*** LISTING ***

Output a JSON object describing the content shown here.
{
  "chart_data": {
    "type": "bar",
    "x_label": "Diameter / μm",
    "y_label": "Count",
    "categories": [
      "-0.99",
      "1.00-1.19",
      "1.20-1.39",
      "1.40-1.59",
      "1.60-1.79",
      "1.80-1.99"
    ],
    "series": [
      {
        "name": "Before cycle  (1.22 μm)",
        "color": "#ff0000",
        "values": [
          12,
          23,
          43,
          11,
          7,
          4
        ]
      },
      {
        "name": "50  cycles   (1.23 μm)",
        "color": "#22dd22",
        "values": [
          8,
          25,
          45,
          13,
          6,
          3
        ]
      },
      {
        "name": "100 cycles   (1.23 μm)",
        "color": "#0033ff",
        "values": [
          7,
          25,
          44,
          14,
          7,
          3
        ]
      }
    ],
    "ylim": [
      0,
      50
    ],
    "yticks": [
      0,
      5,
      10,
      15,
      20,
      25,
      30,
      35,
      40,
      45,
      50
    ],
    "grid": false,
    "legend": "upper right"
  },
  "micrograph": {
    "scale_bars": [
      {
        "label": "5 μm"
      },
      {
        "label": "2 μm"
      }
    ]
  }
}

***

EXERCISE DIRECTIONS: Gather up the lines containing the word "cycles" from these records and copy them.

TASK SOLUTION:
        "name": "50  cycles   (1.23 μm)",
        "name": "100 cycles   (1.23 μm)",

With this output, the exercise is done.